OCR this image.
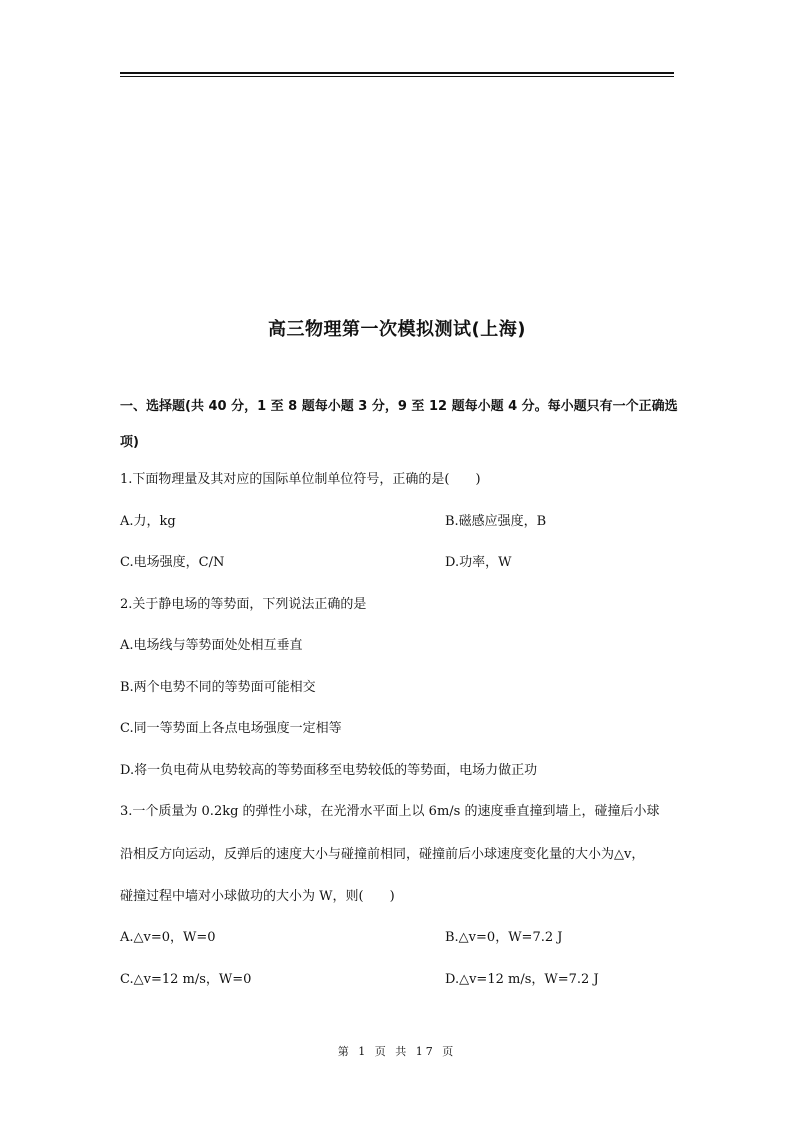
高三物理第一次模拟测试(上海)
一、选择题(共 40 分，1 至 8 题每小题 3 分，9 至 12 题每小题 4 分。每小题只有一个正确选
项)
1.下面物理量及其对应的国际单位制单位符号，正确的是(　　)
A.力，kg	B.磁感应强度，B
C.电场强度，C/N	D.功率，W
2.关于静电场的等势面，下列说法正确的是
A.电场线与等势面处处相互垂直
B.两个电势不同的等势面可能相交
C.同一等势面上各点电场强度一定相等
D.将一负电荷从电势较高的等势面移至电势较低的等势面，电场力做正功
3.一个质量为 0.2kg 的弹性小球，在光滑水平面上以 6m/s 的速度垂直撞到墙上，碰撞后小球
沿相反方向运动，反弹后的速度大小与碰撞前相同，碰撞前后小球速度变化量的大小为△v，
碰撞过程中墙对小球做功的大小为 W，则(　　)
A.△v=0，W=0	B.△v=0，W=7.2 J
C.△v=12 m/s，W=0	D.△v=12 m/s，W=7.2 J
第 1 页 共 17 页
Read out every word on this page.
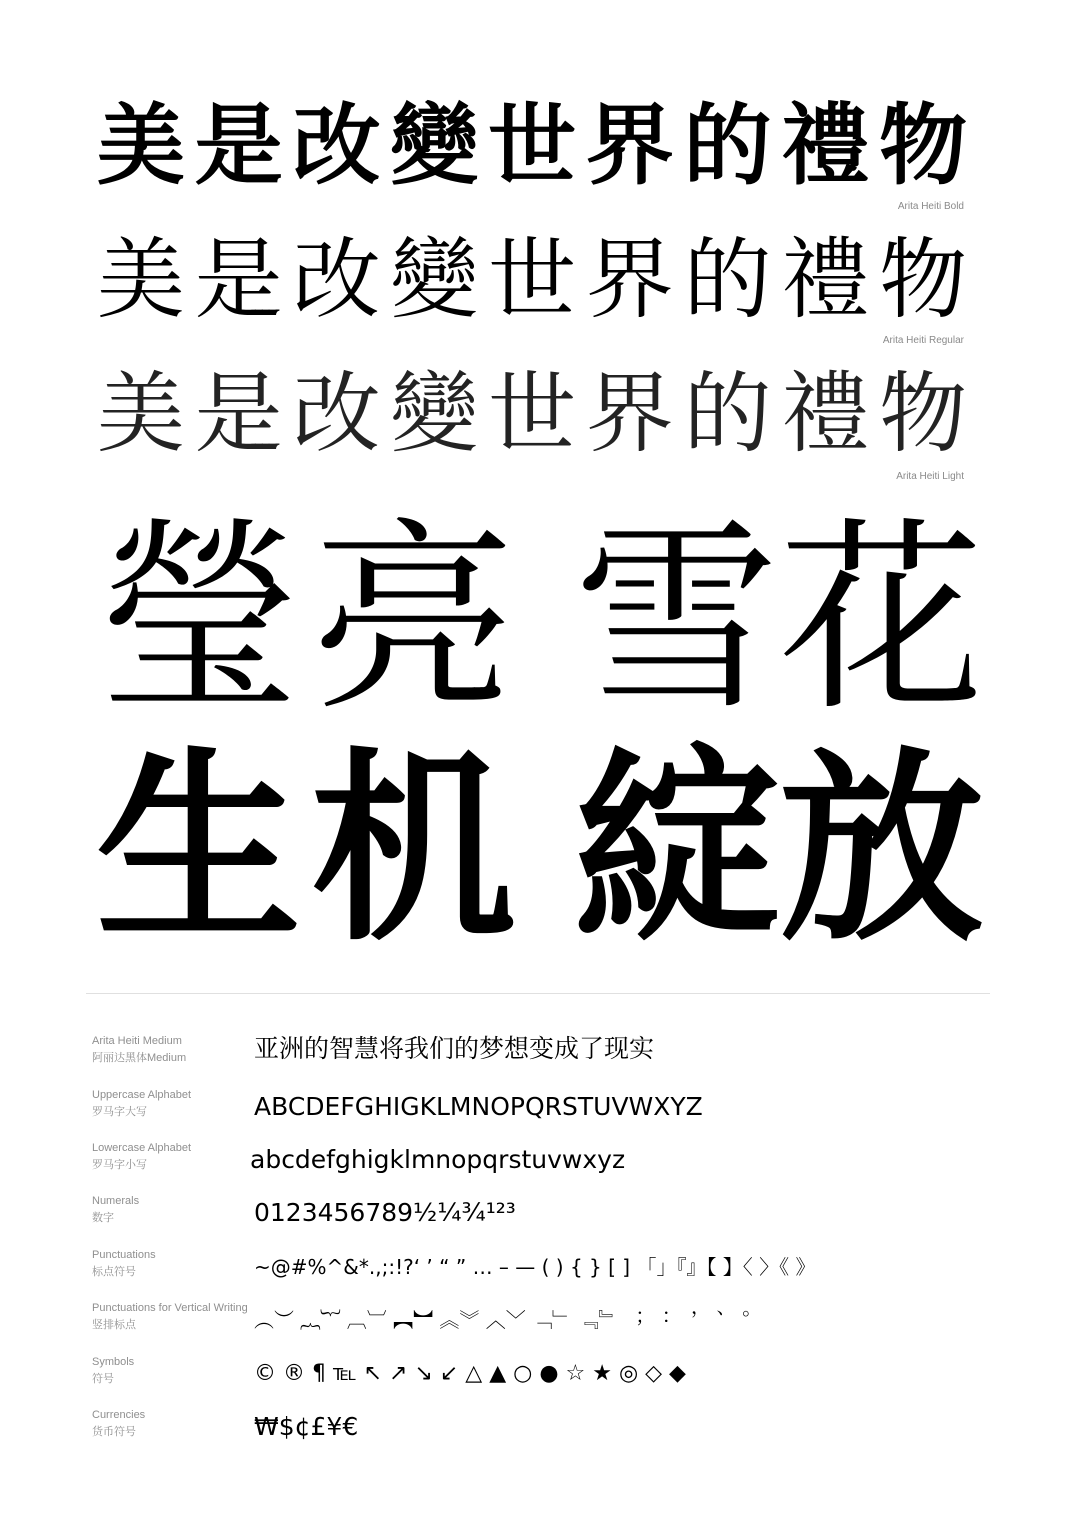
美 是 改 變 世 界 的 禮 物
Arita Heiti Bold
美 是 改 變 世 界 的 禮 物
Arita Heiti Regular
美 是 改 變 世 界 的 禮 物
Arita Heiti Light
瑩 亮 雪 花
生 机 綻 放
Arita Heiti Medium
阿丽达黑体Medium	亚洲的智慧将我们的梦想变成了现实
Uppercase Alphabet
罗马字大写	ABCDEFGHIGKLMNOPQRSTUVWXYZ
Lowercase Alphabet
罗马字小写	abcdefghigklmnopqrstuvwxyz
Numerals
数字	0123456789½¼¾¹²³
Punctuations
标点符号	~@#%^&*.,;:!?‘ ’ “ ” … – — ( ) { } [ ] 「」『』【 】〈 〉《 》
Punctuations for Vertical Writing
竖排标点	︵︶ ︷︸ ︹︺ ︻︼ ︽︾ ︿﹀ ﹁﹂ ﹃﹄ ︔ ︓ ︐ ︑ ︒
Symbols
符号	© ® ¶ ℡ ↖ ↗ ↘ ↙ △ ▲ ○ ● ☆ ★ ◎ ◇ ◆
Currencies
货币符号	₩$¢£¥€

+ + +

## EXERCISE DIRECTIONS
Read the entries and pick out all lines that include the word "this".

## EXPECTED ANSWER
OCR this image.
Read out every word on this page.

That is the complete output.